### Questions to answer
a. In the ulfs post, what are the two bindings the user level filesystem should have at minimum?
b. Swap "Perl" for "Ruby" throughout the part of the ulfs post that opens with "With my current" and closes with "be in there.", and give that part again.

-- Supplied passage follows --

Note that you can also do an incomplete comparison: e.g. compare most uops to their immediate predecessor, which catches many dependencies. Queue up requests to do comparisons that are further apart on a smaller set of comparators.

Monday, September 06, 2010

Ulfs - my user level filesystem - Andy Glew's Wiki

Ulfs - my user level filesystem - Andy Glew's Wiki: "Ulfs - my user level filesystem"



ulfs - my User Level FileSystem.

wiki: http://wiki.andy.glew.ca/wiki/Ulfs_-_my_user_level_filesystem

blog: ...

Have wanted to code this up for a long time.
Never could, because anything I did belonged to my employer.
Want it open source, so that I can use it for my personal stuff - wikis, version control.
With my current employment agreement I can work on open source, so starting.

Today got the most trivial put, get, and delete coded & tested.
Not much, but its a start.

I want a user level filesystem, with at least two bindings
* UNIX command line
* Perl
I imagine that I will eventually want python, javascript, etc.
TBD: generate such via swig?

I want command line, because I'm a UNIX old fart. I still think of the shell as a good way to compose operations, e.g. via pipes.

I want scripting languages like Perl, because much code will be in there.
But mainly because I will implement at least first version in Perl.


Storage types:
* ordinary UNIX (or Windows) hierarchical filesystem tree
* archive formats, like tar
* possibly VC tools, like git, hg, bzr, ...
** delta storage
* possibly databases, even relational
* possibly hybrid filesystem/database

: any of the above may have flavors - e.g. will have metadata in the ordinary filesystem

Filesystem Names
* use the name specified by the user
* allocate and return a name
** sequentially
** content based hashing
*** handling collisions
* metadata queries
:: all of the above, both explicit, implicit, and content based
* versioning

Command Line Interface:

mkfs:
ulfs -mkfs test.fs -type ordinary
ulfs -mkfs test.fs.tar -type tar

my $ulfs = ULFS_Ordinary::mkfs("test.fs");
my $ulfs = ULFS_Tar::mkfs("test.tar.fs");

my $ulfs = ULFS::openfs("test.fs");



basic operations
ulfs -fs test.fs -to testdata1-in-fs < testdata1 -put
ulfs -fs test.fs -from testdata1-in-fs > testdata1.retrieved -get
ulfs -fs test.fs -from testdata1-in-fs -delete

$ulfs->put(-to=>testdata1-in-fs,-input=>testdata1);
$ulfs->get(-from=>testdata1-in-fs,-output=>testdata1);
$ulfs->delete(-from=>testdata1-in-fs;

other operations
copy
move/rename
mkdir

As is my wont, some thoughts:

;Predicates
If I try to use this as a net or web based filesystem, I may want to have predicates specified by the client
executed by the server. E.g. compare-and-swap: put this file, but only if the old version's content is ...

-- Supplied passage concluded --
-- Dataset follows --

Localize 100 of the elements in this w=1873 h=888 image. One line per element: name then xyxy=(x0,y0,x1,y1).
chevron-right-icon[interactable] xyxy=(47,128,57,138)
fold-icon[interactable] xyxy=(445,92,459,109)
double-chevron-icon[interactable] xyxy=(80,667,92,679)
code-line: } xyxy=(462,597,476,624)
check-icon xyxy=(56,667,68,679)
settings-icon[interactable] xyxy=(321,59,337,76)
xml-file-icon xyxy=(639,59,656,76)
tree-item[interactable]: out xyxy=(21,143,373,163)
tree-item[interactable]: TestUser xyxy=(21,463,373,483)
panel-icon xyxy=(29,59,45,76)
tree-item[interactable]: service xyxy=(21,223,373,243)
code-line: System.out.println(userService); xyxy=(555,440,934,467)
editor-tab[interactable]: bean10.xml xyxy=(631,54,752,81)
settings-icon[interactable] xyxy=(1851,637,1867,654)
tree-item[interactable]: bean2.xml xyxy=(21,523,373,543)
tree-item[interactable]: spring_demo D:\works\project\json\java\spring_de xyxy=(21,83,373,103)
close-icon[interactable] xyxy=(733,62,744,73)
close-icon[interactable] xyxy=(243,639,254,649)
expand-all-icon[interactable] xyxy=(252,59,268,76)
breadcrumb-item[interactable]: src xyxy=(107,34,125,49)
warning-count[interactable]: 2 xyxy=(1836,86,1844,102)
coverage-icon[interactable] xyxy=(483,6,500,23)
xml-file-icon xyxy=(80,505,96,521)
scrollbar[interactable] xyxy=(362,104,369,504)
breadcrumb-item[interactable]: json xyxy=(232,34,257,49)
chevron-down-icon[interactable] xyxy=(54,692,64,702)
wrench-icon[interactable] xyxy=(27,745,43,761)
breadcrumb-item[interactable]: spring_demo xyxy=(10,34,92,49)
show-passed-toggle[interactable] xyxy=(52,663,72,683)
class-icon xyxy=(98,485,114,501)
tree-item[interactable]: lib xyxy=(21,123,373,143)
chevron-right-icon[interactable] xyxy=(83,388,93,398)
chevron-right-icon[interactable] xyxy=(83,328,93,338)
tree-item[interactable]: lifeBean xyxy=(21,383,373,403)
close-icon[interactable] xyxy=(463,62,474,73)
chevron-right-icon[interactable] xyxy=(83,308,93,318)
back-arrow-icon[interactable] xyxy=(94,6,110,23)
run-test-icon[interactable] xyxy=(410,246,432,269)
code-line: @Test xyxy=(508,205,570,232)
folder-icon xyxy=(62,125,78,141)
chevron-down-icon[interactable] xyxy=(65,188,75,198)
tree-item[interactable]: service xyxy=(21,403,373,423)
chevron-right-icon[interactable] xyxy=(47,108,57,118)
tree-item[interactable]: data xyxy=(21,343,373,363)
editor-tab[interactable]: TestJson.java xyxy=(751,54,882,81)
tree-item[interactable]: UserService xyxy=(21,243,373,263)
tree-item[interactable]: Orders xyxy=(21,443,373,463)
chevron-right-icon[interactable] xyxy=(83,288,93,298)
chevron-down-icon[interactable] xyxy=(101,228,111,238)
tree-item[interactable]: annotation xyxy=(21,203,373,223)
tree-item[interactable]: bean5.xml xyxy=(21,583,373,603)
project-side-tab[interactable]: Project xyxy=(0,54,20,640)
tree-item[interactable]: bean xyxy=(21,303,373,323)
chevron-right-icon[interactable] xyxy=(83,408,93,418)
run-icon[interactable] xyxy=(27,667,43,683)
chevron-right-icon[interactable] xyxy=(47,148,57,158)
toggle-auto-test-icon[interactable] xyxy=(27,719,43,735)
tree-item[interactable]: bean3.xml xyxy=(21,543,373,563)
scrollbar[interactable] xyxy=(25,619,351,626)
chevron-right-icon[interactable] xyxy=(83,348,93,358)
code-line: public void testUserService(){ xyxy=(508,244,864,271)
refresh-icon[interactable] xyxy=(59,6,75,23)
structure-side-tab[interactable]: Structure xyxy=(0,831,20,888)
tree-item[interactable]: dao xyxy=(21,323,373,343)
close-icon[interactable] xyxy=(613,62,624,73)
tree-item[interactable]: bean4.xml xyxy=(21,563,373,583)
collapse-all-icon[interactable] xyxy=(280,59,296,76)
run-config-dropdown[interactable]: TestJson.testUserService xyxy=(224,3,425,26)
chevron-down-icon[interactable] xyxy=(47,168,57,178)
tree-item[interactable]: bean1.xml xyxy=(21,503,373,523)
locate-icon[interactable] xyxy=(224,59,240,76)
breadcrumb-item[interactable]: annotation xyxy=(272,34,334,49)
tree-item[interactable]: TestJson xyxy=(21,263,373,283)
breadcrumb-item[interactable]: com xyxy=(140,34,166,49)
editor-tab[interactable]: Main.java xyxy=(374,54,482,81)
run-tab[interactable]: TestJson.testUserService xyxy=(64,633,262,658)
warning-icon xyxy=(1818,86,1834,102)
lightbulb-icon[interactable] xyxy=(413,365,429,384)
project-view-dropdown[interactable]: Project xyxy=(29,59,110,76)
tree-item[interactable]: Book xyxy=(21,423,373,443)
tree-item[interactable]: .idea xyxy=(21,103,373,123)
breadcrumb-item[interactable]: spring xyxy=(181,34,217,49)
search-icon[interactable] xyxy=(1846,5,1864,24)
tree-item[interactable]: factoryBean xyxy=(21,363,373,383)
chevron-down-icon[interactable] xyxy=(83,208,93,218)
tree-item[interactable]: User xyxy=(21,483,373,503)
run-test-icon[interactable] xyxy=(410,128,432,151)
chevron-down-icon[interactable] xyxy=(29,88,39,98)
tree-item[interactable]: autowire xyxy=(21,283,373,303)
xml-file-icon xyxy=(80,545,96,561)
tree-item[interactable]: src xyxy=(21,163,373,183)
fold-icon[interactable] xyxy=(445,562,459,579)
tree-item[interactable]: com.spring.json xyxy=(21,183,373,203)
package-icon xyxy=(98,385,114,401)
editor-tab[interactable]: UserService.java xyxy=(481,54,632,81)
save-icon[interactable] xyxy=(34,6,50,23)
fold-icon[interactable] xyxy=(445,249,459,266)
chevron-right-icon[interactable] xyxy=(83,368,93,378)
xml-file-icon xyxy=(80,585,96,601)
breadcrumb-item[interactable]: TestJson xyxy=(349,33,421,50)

-- Dataset concluded --

### Response list
a. A UNIX command line binding and a Perl binding.

b.
With my current employment agreement I can work on open source, so starting.

Today got the most trivial put, get, and delete coded & tested.
Not much, but its a start.

I want a user level filesystem, with at least two bindings
* UNIX command line
* Ruby
I imagine that I will eventually want python, javascript, etc.
TBD: generate such via swig?

I want command line, because I'm a UNIX old fart. I still think of the shell as a good way to compose operations, e.g. via pipes.

I want scripting languages like Ruby, because much code will be in there.